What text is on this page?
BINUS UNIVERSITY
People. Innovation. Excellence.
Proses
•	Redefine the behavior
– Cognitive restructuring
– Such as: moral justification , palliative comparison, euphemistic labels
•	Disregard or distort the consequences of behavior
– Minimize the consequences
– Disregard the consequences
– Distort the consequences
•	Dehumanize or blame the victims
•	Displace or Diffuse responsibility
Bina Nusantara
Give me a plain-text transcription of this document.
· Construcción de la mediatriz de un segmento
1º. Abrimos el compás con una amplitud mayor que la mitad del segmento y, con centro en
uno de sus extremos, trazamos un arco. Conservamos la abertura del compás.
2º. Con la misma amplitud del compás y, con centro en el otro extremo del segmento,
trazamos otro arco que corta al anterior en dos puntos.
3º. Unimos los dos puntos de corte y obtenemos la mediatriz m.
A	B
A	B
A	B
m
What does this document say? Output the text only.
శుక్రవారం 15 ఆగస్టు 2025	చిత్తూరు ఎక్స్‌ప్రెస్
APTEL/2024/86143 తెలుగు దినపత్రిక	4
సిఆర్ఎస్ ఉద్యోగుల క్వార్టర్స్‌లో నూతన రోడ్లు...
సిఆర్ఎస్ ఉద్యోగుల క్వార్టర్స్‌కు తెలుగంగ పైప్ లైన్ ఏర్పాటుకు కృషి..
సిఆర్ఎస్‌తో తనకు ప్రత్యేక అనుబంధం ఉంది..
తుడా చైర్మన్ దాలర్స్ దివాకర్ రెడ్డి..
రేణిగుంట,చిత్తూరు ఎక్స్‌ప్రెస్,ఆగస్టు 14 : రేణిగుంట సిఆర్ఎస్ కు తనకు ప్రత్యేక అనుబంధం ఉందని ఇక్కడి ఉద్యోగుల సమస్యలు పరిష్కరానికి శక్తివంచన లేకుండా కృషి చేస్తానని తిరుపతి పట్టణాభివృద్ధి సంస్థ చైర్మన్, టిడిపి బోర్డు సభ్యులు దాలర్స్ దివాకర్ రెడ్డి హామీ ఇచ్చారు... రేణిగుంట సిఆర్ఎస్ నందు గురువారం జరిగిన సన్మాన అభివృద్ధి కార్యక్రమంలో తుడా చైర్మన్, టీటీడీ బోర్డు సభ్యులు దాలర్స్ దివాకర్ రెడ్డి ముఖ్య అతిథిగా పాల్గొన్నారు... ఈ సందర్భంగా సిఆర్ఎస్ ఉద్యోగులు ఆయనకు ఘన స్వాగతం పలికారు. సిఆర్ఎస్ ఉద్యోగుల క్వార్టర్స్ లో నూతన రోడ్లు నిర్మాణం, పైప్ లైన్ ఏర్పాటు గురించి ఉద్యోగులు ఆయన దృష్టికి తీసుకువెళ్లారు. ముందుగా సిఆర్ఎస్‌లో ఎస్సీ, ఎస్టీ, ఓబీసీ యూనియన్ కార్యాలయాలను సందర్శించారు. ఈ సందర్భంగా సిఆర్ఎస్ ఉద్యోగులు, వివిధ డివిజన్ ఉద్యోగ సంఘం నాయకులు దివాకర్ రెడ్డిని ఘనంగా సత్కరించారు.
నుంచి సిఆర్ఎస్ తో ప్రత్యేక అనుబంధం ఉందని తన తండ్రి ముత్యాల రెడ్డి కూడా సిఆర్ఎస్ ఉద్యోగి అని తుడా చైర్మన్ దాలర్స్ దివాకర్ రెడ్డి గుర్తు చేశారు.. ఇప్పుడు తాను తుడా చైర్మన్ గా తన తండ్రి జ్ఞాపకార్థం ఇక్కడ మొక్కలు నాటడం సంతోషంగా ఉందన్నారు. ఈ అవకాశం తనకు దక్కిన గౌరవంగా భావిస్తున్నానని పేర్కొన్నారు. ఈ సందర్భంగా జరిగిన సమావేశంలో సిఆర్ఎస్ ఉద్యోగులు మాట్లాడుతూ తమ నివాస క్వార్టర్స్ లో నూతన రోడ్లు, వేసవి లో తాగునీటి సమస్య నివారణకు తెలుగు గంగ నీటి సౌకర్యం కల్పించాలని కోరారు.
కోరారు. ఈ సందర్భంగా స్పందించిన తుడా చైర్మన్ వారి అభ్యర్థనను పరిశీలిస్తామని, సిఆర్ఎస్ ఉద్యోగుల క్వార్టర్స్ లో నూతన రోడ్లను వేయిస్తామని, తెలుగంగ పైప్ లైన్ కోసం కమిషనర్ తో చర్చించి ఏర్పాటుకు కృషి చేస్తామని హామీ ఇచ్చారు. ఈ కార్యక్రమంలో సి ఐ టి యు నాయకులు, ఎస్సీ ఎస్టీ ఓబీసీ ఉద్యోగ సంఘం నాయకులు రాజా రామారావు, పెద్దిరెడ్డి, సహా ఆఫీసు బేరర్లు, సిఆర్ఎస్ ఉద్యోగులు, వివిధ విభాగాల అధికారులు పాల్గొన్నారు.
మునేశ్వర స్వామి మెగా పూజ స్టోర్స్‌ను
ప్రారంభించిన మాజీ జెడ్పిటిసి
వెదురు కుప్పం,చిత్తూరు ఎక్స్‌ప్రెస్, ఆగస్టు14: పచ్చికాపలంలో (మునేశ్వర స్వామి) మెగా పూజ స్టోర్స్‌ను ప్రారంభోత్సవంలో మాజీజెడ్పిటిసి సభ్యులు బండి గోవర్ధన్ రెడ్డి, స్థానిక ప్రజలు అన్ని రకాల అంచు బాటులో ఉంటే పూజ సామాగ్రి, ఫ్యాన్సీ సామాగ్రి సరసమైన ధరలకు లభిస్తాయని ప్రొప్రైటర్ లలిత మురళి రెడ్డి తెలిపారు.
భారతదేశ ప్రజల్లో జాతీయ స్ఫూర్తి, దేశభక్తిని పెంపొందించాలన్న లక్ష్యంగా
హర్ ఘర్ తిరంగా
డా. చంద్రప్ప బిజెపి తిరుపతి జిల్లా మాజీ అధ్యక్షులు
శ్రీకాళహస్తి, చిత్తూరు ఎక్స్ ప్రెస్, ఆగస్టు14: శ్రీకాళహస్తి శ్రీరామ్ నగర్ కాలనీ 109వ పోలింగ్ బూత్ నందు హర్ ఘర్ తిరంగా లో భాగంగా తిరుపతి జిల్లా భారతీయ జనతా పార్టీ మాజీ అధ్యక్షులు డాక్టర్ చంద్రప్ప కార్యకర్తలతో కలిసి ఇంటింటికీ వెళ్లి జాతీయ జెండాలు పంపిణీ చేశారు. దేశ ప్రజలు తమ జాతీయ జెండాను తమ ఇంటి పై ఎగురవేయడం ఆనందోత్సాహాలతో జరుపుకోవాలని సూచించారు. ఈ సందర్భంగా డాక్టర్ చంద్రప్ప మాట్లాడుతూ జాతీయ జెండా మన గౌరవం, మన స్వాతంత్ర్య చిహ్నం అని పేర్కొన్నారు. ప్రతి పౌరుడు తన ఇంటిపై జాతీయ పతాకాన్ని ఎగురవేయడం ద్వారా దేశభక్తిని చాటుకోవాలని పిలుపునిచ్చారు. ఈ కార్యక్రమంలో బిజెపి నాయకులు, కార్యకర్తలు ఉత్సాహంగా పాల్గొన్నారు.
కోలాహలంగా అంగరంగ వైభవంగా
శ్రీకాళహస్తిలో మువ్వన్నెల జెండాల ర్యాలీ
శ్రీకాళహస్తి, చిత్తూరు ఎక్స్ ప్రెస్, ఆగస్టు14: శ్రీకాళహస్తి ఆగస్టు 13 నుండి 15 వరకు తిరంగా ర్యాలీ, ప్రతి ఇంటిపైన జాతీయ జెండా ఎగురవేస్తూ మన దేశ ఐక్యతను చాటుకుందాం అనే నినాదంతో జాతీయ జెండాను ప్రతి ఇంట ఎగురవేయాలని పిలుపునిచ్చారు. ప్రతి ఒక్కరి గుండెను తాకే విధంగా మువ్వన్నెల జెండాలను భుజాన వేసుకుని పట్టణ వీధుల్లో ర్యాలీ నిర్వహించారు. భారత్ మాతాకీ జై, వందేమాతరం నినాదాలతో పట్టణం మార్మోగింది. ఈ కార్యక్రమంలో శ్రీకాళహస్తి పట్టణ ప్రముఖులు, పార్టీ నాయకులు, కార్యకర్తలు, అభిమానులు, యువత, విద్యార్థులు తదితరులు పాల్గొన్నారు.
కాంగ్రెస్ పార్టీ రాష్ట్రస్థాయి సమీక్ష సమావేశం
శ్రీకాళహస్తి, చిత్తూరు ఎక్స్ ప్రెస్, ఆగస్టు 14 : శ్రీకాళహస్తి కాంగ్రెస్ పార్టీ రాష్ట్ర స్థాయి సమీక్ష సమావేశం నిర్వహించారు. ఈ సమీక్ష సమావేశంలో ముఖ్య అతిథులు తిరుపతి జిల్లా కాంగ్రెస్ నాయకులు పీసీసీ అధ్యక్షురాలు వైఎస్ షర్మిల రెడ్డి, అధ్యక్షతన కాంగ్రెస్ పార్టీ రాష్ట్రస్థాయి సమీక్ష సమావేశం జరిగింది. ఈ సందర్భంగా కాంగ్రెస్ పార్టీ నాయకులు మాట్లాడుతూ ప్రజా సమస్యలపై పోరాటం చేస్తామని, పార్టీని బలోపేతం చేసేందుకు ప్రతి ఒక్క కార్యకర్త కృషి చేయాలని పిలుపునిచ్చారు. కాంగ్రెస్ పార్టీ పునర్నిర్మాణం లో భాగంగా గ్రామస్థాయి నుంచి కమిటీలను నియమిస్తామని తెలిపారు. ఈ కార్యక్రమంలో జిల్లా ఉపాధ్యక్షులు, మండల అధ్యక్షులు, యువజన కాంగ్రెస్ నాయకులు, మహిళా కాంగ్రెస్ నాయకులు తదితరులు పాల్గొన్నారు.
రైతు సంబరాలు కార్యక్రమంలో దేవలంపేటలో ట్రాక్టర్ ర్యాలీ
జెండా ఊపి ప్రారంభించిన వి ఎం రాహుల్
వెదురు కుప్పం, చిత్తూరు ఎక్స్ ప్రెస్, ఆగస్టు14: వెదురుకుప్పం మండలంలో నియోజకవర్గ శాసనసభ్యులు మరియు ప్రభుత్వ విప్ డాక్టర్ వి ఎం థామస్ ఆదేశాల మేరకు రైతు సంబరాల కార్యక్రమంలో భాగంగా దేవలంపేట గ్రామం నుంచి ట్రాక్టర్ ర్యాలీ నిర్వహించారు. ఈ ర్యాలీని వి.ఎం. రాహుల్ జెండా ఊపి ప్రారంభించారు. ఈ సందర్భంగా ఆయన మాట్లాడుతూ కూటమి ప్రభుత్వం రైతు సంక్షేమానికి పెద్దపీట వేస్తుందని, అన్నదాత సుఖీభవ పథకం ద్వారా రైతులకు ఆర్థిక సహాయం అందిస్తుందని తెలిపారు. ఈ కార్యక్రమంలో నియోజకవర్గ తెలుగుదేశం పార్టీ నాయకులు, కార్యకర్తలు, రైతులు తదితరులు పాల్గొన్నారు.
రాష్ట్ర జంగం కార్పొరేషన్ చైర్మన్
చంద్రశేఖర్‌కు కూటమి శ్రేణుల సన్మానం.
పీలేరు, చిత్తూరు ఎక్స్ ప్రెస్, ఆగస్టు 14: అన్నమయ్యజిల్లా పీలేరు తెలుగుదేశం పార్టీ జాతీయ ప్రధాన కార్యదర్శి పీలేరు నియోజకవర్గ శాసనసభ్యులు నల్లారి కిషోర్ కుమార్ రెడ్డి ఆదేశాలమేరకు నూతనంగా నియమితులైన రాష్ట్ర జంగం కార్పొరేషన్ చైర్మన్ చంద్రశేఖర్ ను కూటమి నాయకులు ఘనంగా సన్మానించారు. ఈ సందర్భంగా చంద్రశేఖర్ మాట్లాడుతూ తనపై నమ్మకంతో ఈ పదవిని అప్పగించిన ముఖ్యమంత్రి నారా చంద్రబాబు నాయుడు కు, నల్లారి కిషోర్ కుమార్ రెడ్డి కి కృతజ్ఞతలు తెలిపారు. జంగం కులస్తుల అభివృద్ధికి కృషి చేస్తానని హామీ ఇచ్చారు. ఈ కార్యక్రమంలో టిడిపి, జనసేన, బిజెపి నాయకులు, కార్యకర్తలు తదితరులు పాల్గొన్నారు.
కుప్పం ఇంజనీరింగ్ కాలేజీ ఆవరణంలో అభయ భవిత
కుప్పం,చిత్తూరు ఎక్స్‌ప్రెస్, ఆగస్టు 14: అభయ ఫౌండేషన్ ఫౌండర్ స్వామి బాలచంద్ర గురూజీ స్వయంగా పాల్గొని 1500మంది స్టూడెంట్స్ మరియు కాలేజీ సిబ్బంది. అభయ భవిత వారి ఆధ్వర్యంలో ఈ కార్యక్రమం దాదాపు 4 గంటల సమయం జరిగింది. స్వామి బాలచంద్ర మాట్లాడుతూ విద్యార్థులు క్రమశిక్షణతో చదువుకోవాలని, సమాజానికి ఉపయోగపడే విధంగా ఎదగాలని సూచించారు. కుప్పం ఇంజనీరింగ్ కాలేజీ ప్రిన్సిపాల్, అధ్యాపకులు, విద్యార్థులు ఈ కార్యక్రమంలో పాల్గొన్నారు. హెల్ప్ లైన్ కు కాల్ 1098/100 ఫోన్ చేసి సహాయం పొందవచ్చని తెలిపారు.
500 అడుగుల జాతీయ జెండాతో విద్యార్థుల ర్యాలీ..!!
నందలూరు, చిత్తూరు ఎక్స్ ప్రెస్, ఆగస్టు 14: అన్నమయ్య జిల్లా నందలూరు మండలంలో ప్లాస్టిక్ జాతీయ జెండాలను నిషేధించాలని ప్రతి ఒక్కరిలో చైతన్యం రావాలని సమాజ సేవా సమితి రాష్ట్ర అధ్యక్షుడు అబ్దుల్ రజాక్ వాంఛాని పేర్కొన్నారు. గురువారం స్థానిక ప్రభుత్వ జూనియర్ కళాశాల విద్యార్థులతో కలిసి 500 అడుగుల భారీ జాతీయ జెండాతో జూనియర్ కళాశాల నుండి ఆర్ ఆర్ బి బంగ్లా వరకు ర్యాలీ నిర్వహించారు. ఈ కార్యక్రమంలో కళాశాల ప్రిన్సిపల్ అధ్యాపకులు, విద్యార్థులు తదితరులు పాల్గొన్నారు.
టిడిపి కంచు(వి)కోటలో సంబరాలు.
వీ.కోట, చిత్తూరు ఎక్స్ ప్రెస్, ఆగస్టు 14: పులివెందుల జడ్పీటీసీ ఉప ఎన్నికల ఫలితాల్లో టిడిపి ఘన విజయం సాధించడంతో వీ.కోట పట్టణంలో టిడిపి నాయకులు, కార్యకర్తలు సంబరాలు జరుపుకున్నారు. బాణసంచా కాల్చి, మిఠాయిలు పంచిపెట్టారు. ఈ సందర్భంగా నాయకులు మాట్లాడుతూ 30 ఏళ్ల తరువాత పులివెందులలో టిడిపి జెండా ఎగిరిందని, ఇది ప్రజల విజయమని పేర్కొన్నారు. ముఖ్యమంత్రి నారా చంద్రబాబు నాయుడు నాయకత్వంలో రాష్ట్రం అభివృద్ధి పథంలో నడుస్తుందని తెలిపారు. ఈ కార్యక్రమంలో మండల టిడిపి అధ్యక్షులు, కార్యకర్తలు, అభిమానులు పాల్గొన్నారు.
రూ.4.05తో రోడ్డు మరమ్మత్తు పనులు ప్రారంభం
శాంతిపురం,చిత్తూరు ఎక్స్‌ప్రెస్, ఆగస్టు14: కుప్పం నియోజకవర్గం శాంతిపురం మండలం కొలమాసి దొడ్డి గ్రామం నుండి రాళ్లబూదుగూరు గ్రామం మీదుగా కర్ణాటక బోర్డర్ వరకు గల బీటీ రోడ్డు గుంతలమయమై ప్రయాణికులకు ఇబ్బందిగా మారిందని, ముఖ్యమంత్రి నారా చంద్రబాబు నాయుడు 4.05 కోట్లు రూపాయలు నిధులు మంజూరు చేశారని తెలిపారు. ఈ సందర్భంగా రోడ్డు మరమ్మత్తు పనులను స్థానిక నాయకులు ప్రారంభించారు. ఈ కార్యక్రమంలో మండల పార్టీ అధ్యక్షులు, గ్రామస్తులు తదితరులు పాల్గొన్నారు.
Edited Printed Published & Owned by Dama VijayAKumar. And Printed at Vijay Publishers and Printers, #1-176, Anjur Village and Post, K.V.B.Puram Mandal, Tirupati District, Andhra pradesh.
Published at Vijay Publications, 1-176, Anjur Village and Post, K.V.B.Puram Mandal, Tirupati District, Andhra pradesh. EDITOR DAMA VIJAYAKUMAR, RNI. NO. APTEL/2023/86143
● ● ● ● ● ● ●
**Written task**. Give the number of lines in the entries that include the string "Andhra", and nothing more.

**Answer to the exercise**. 2